[Stored items]

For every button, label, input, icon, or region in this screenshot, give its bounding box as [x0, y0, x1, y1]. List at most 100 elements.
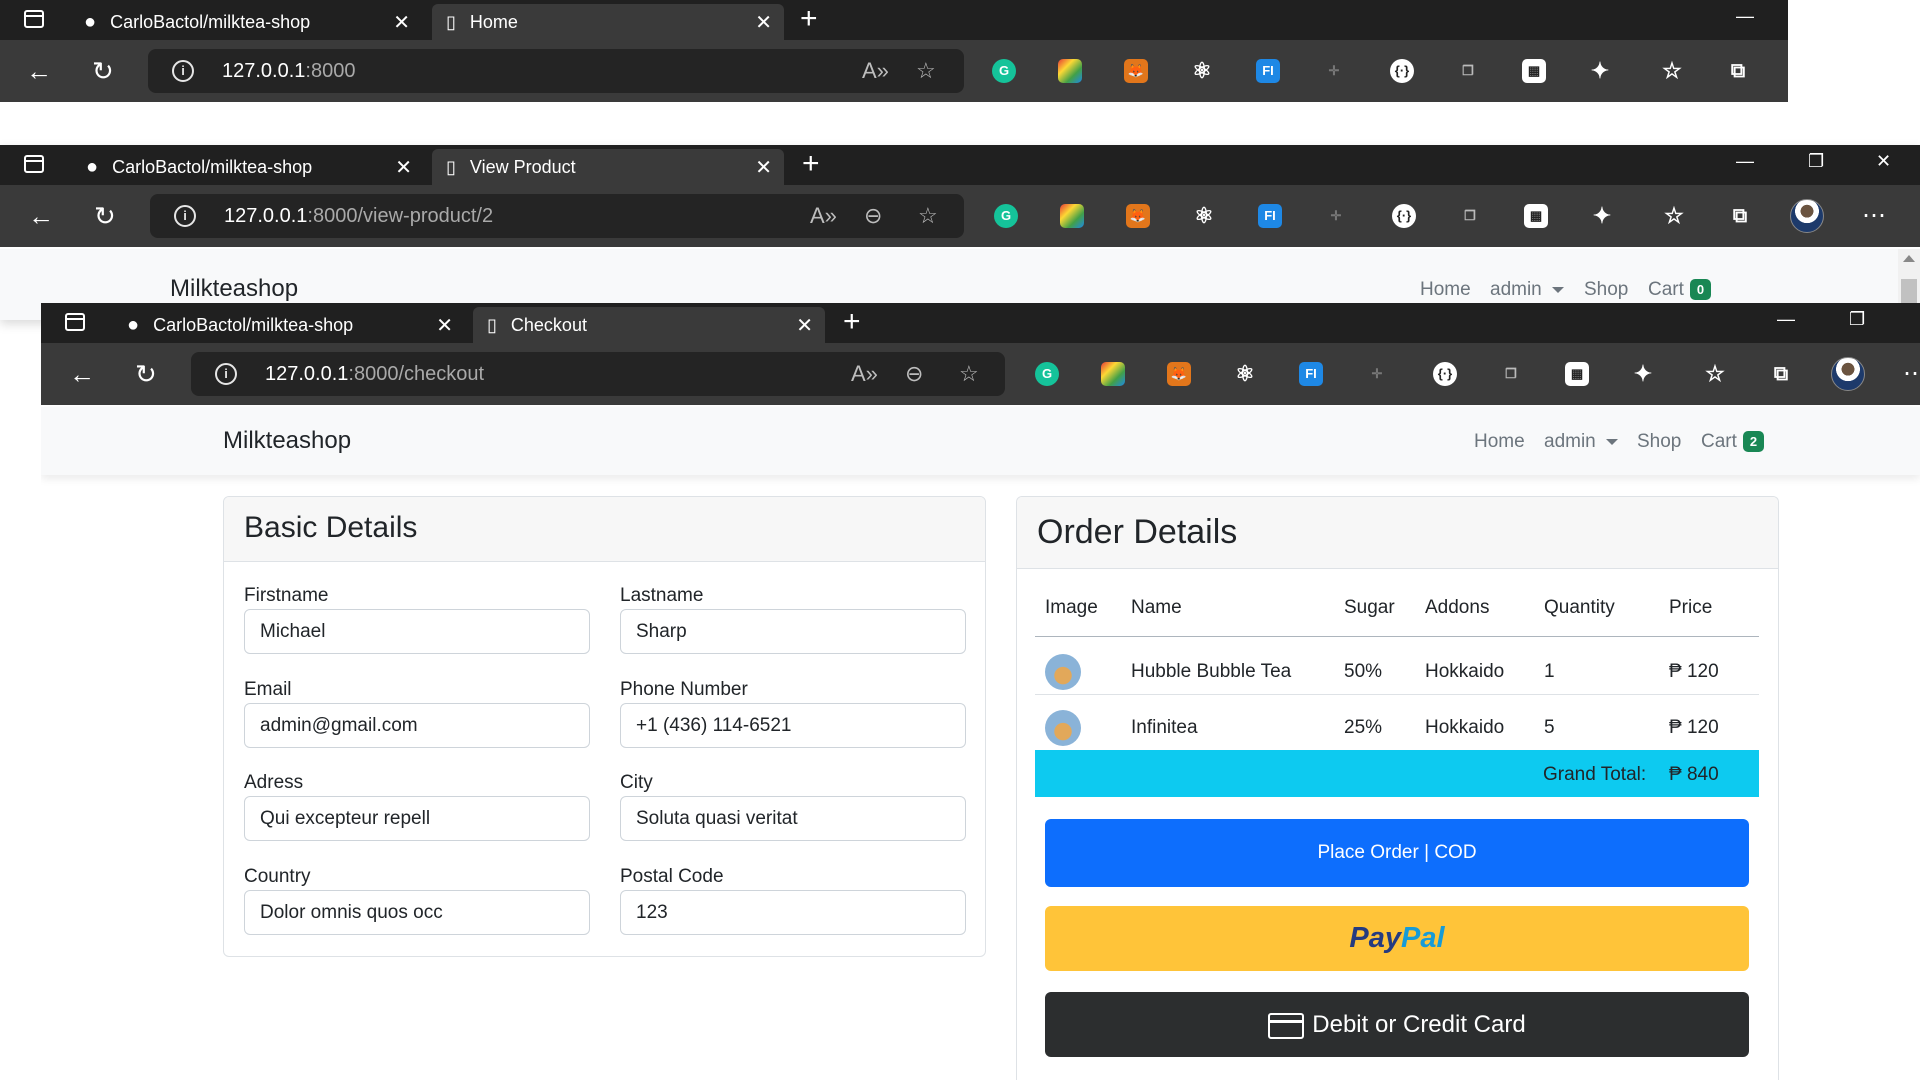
metamask-icon[interactable]: 🦊 [1124, 59, 1148, 83]
minimize-icon[interactable]: — [1736, 151, 1754, 172]
back-icon[interactable]: ← [69, 359, 95, 389]
nav-home[interactable]: Home [1420, 279, 1471, 301]
minimize-icon[interactable]: — [1777, 309, 1795, 330]
site-info-icon[interactable]: i [172, 60, 194, 82]
refresh-icon[interactable]: ↻ [135, 359, 157, 389]
color-extension-icon[interactable] [1058, 59, 1082, 83]
firstname-field[interactable]: Michael [244, 609, 590, 654]
nav-user-dropdown[interactable]: admin [1544, 431, 1618, 453]
place-order-button[interactable]: Place Order | COD [1045, 819, 1749, 887]
nav-user-dropdown[interactable]: admin [1490, 279, 1564, 301]
add-favorite-icon[interactable]: ☆ [918, 203, 938, 229]
postal-code-field[interactable]: 123 [620, 890, 966, 935]
metamask-icon[interactable]: 🦊 [1126, 204, 1150, 228]
site-info-icon[interactable]: i [174, 205, 196, 227]
move-extension-icon[interactable]: ✛ [1365, 362, 1389, 386]
new-tab-icon[interactable]: + [843, 305, 861, 339]
json-extension-icon[interactable]: {·} [1392, 204, 1416, 228]
qr-code-icon[interactable]: ▦ [1524, 204, 1548, 228]
metamask-icon[interactable]: 🦊 [1167, 362, 1191, 386]
more-options-icon[interactable]: ⋯ [1862, 201, 1886, 231]
restore-icon[interactable]: ❐ [1849, 309, 1865, 330]
json-extension-icon[interactable]: {·} [1433, 362, 1457, 386]
new-tab-icon[interactable]: + [800, 2, 818, 36]
fi-extension-icon[interactable]: FI [1256, 59, 1280, 83]
collections-icon[interactable]: ⧉ [1726, 59, 1750, 83]
navbar-brand[interactable]: Milkteashop [223, 427, 351, 455]
address-bar[interactable]: i 127.0.0.1:8000 A» ☆ [148, 49, 964, 93]
close-tab-icon[interactable]: ✕ [755, 10, 772, 35]
extensions-icon[interactable]: ✦ [1588, 59, 1612, 83]
move-extension-icon[interactable]: ✛ [1322, 59, 1346, 83]
collections-icon[interactable]: ⧉ [1728, 204, 1752, 228]
close-tab-icon[interactable]: ✕ [796, 313, 813, 338]
more-options-icon[interactable]: ⋯ [1903, 359, 1920, 389]
refresh-icon[interactable]: ↻ [94, 201, 116, 231]
favorites-icon[interactable]: ☆ [1703, 362, 1727, 386]
tab-github[interactable]: ● CarloBactol/milktea-shop ✕ [72, 149, 424, 185]
close-tab-icon[interactable]: ✕ [395, 155, 412, 180]
color-extension-icon[interactable] [1101, 362, 1125, 386]
address-field[interactable]: Qui excepteur repell [244, 796, 590, 841]
back-icon[interactable]: ← [28, 201, 54, 231]
refresh-icon[interactable]: ↻ [92, 56, 114, 86]
fi-extension-icon[interactable]: FI [1299, 362, 1323, 386]
json-extension-icon[interactable]: {·} [1390, 59, 1414, 83]
country-field[interactable]: Dolor omnis quos occ [244, 890, 590, 935]
collections-icon[interactable]: ⧉ [1769, 362, 1793, 386]
email-field[interactable]: admin@gmail.com [244, 703, 590, 748]
close-tab-icon[interactable]: ✕ [755, 155, 772, 180]
address-bar[interactable]: i 127.0.0.1:8000/view-product/2 A» ⊖ ☆ [150, 194, 964, 238]
add-favorite-icon[interactable]: ☆ [916, 58, 936, 84]
close-tab-icon[interactable]: ✕ [393, 10, 410, 35]
add-favorite-icon[interactable]: ☆ [959, 361, 979, 387]
close-tab-icon[interactable]: ✕ [436, 313, 453, 338]
address-bar[interactable]: i 127.0.0.1:8000/checkout A» ⊖ ☆ [191, 352, 1005, 396]
sidebar-toggle-icon[interactable] [24, 10, 44, 28]
phone-field[interactable]: +1 (436) 114-6521 [620, 703, 966, 748]
site-info-icon[interactable]: i [215, 363, 237, 385]
react-devtools-icon[interactable]: ⚛ [1190, 59, 1214, 83]
read-aloud-icon[interactable]: A» [810, 203, 837, 229]
read-aloud-icon[interactable]: A» [862, 58, 889, 84]
back-icon[interactable]: ← [26, 56, 52, 86]
close-window-icon[interactable]: ✕ [1876, 151, 1891, 172]
nav-home[interactable]: Home [1474, 431, 1525, 453]
profile-avatar[interactable] [1831, 357, 1865, 391]
lastname-field[interactable]: Sharp [620, 609, 966, 654]
nav-cart[interactable]: Cart 0 [1648, 279, 1712, 301]
nav-shop[interactable]: Shop [1637, 431, 1681, 453]
nav-shop[interactable]: Shop [1584, 279, 1628, 301]
grammarly-icon[interactable]: G [1035, 362, 1059, 386]
debit-credit-card-button[interactable]: Debit or Credit Card [1045, 992, 1749, 1057]
react-devtools-icon[interactable]: ⚛ [1233, 362, 1257, 386]
grammarly-icon[interactable]: G [994, 204, 1018, 228]
tab-home[interactable]: ▯ Home ✕ [432, 4, 784, 40]
sidebar-toggle-icon[interactable] [24, 155, 44, 173]
paypal-button[interactable]: PayPal [1045, 906, 1749, 971]
tab-view-product[interactable]: ▯ View Product ✕ [432, 149, 784, 185]
extensions-icon[interactable]: ✦ [1590, 204, 1614, 228]
navbar-brand[interactable]: Milkteashop [170, 275, 298, 303]
copy-extension-icon[interactable]: ❐ [1499, 362, 1523, 386]
copy-extension-icon[interactable]: ❐ [1456, 59, 1480, 83]
tab-checkout[interactable]: ▯ Checkout ✕ [473, 307, 825, 343]
tab-github[interactable]: ● CarloBactol/milktea-shop ✕ [70, 4, 422, 40]
restore-icon[interactable]: ❐ [1808, 151, 1824, 172]
sidebar-toggle-icon[interactable] [65, 313, 85, 331]
nav-cart[interactable]: Cart 2 [1701, 431, 1765, 453]
city-field[interactable]: Soluta quasi veritat [620, 796, 966, 841]
zoom-out-icon[interactable]: ⊖ [905, 361, 923, 387]
react-devtools-icon[interactable]: ⚛ [1192, 204, 1216, 228]
scroll-up-arrow-icon[interactable] [1903, 255, 1915, 262]
extensions-icon[interactable]: ✦ [1631, 362, 1655, 386]
read-aloud-icon[interactable]: A» [851, 361, 878, 387]
favorites-icon[interactable]: ☆ [1662, 204, 1686, 228]
qr-code-icon[interactable]: ▦ [1565, 362, 1589, 386]
fi-extension-icon[interactable]: FI [1258, 204, 1282, 228]
minimize-icon[interactable]: — [1736, 6, 1754, 27]
tab-github[interactable]: ● CarloBactol/milktea-shop ✕ [113, 307, 465, 343]
profile-avatar[interactable] [1790, 199, 1824, 233]
qr-code-icon[interactable]: ▦ [1522, 59, 1546, 83]
grammarly-icon[interactable]: G [992, 59, 1016, 83]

* [Task description]: Could you edit the listing above so that every "metamask-icon" becomes "wallet-icon", with everything else unchanged and the picture left out?

* [Result below]:
For every button, label, input, icon, or region in this screenshot, give its bounding box as [x0, y0, x1, y1]. List at most 100 elements.
wallet-icon[interactable]: 🦊 [1124, 59, 1148, 83]
minimize-icon[interactable]: — [1736, 151, 1754, 172]
back-icon[interactable]: ← [69, 359, 95, 389]
nav-home[interactable]: Home [1420, 279, 1471, 301]
minimize-icon[interactable]: — [1777, 309, 1795, 330]
site-info-icon[interactable]: i [172, 60, 194, 82]
refresh-icon[interactable]: ↻ [135, 359, 157, 389]
color-extension-icon[interactable] [1058, 59, 1082, 83]
firstname-field[interactable]: Michael [244, 609, 590, 654]
nav-user-dropdown[interactable]: admin [1544, 431, 1618, 453]
place-order-button[interactable]: Place Order | COD [1045, 819, 1749, 887]
nav-user-dropdown[interactable]: admin [1490, 279, 1564, 301]
add-favorite-icon[interactable]: ☆ [918, 203, 938, 229]
postal-code-field[interactable]: 123 [620, 890, 966, 935]
wallet-icon[interactable]: 🦊 [1126, 204, 1150, 228]
site-info-icon[interactable]: i [174, 205, 196, 227]
move-extension-icon[interactable]: ✛ [1365, 362, 1389, 386]
new-tab-icon[interactable]: + [843, 305, 861, 339]
json-extension-icon[interactable]: {·} [1392, 204, 1416, 228]
qr-code-icon[interactable]: ▦ [1524, 204, 1548, 228]
wallet-icon[interactable]: 🦊 [1167, 362, 1191, 386]
more-options-icon[interactable]: ⋯ [1862, 201, 1886, 231]
restore-icon[interactable]: ❐ [1849, 309, 1865, 330]
json-extension-icon[interactable]: {·} [1433, 362, 1457, 386]
new-tab-icon[interactable]: + [800, 2, 818, 36]
fi-extension-icon[interactable]: FI [1256, 59, 1280, 83]
collections-icon[interactable]: ⧉ [1726, 59, 1750, 83]
navbar-brand[interactable]: Milkteashop [223, 427, 351, 455]
address-bar[interactable]: i 127.0.0.1:8000 A» ☆ [148, 49, 964, 93]
close-tab-icon[interactable]: ✕ [755, 10, 772, 35]
extensions-icon[interactable]: ✦ [1588, 59, 1612, 83]
move-extension-icon[interactable]: ✛ [1322, 59, 1346, 83]
collections-icon[interactable]: ⧉ [1728, 204, 1752, 228]
close-tab-icon[interactable]: ✕ [796, 313, 813, 338]
more-options-icon[interactable]: ⋯ [1903, 359, 1920, 389]
refresh-icon[interactable]: ↻ [94, 201, 116, 231]
favorites-icon[interactable]: ☆ [1703, 362, 1727, 386]
tab-github[interactable]: ● CarloBactol/milktea-shop ✕ [72, 149, 424, 185]
close-tab-icon[interactable]: ✕ [395, 155, 412, 180]
color-extension-icon[interactable] [1101, 362, 1125, 386]
address-field[interactable]: Qui excepteur repell [244, 796, 590, 841]
back-icon[interactable]: ← [28, 201, 54, 231]
refresh-icon[interactable]: ↻ [92, 56, 114, 86]
fi-extension-icon[interactable]: FI [1299, 362, 1323, 386]
json-extension-icon[interactable]: {·} [1390, 59, 1414, 83]
country-field[interactable]: Dolor omnis quos occ [244, 890, 590, 935]
collections-icon[interactable]: ⧉ [1769, 362, 1793, 386]
email-field[interactable]: admin@gmail.com [244, 703, 590, 748]
close-tab-icon[interactable]: ✕ [755, 155, 772, 180]
address-bar[interactable]: i 127.0.0.1:8000/view-product/2 A» ⊖ ☆ [150, 194, 964, 238]
add-favorite-icon[interactable]: ☆ [916, 58, 936, 84]
close-tab-icon[interactable]: ✕ [393, 10, 410, 35]
add-favorite-icon[interactable]: ☆ [959, 361, 979, 387]
close-tab-icon[interactable]: ✕ [436, 313, 453, 338]
address-bar[interactable]: i 127.0.0.1:8000/checkout A» ⊖ ☆ [191, 352, 1005, 396]
sidebar-toggle-icon[interactable] [24, 10, 44, 28]
phone-field[interactable]: +1 (436) 114-6521 [620, 703, 966, 748]
site-info-icon[interactable]: i [215, 363, 237, 385]
react-devtools-icon[interactable]: ⚛ [1190, 59, 1214, 83]
read-aloud-icon[interactable]: A» [810, 203, 837, 229]
read-aloud-icon[interactable]: A» [862, 58, 889, 84]
back-icon[interactable]: ← [26, 56, 52, 86]
close-window-icon[interactable]: ✕ [1876, 151, 1891, 172]
nav-home[interactable]: Home [1474, 431, 1525, 453]
profile-avatar[interactable] [1831, 357, 1865, 391]
lastname-field[interactable]: Sharp [620, 609, 966, 654]
nav-cart[interactable]: Cart 0 [1648, 279, 1712, 301]
nav-shop[interactable]: Shop [1637, 431, 1681, 453]
nav-shop[interactable]: Shop [1584, 279, 1628, 301]
grammarly-icon[interactable]: G [1035, 362, 1059, 386]
debit-credit-card-button[interactable]: Debit or Credit Card [1045, 992, 1749, 1057]
react-devtools-icon[interactable]: ⚛ [1233, 362, 1257, 386]
grammarly-icon[interactable]: G [994, 204, 1018, 228]
tab-home[interactable]: ▯ Home ✕ [432, 4, 784, 40]
sidebar-toggle-icon[interactable] [24, 155, 44, 173]
paypal-button[interactable]: PayPal [1045, 906, 1749, 971]
tab-view-product[interactable]: ▯ View Product ✕ [432, 149, 784, 185]
extensions-icon[interactable]: ✦ [1590, 204, 1614, 228]
navbar-brand[interactable]: Milkteashop [170, 275, 298, 303]
copy-extension-icon[interactable]: ❐ [1499, 362, 1523, 386]
copy-extension-icon[interactable]: ❐ [1456, 59, 1480, 83]
tab-checkout[interactable]: ▯ Checkout ✕ [473, 307, 825, 343]
tab-github[interactable]: ● CarloBactol/milktea-shop ✕ [70, 4, 422, 40]
restore-icon[interactable]: ❐ [1808, 151, 1824, 172]
sidebar-toggle-icon[interactable] [65, 313, 85, 331]
nav-cart[interactable]: Cart 2 [1701, 431, 1765, 453]
city-field[interactable]: Soluta quasi veritat [620, 796, 966, 841]
zoom-out-icon[interactable]: ⊖ [905, 361, 923, 387]
react-devtools-icon[interactable]: ⚛ [1192, 204, 1216, 228]
scroll-up-arrow-icon[interactable] [1903, 255, 1915, 262]
extensions-icon[interactable]: ✦ [1631, 362, 1655, 386]
read-aloud-icon[interactable]: A» [851, 361, 878, 387]
favorites-icon[interactable]: ☆ [1662, 204, 1686, 228]
qr-code-icon[interactable]: ▦ [1565, 362, 1589, 386]
fi-extension-icon[interactable]: FI [1258, 204, 1282, 228]
minimize-icon[interactable]: — [1736, 6, 1754, 27]
tab-github[interactable]: ● CarloBactol/milktea-shop ✕ [113, 307, 465, 343]
profile-avatar[interactable] [1790, 199, 1824, 233]
qr-code-icon[interactable]: ▦ [1522, 59, 1546, 83]
grammarly-icon[interactable]: G [992, 59, 1016, 83]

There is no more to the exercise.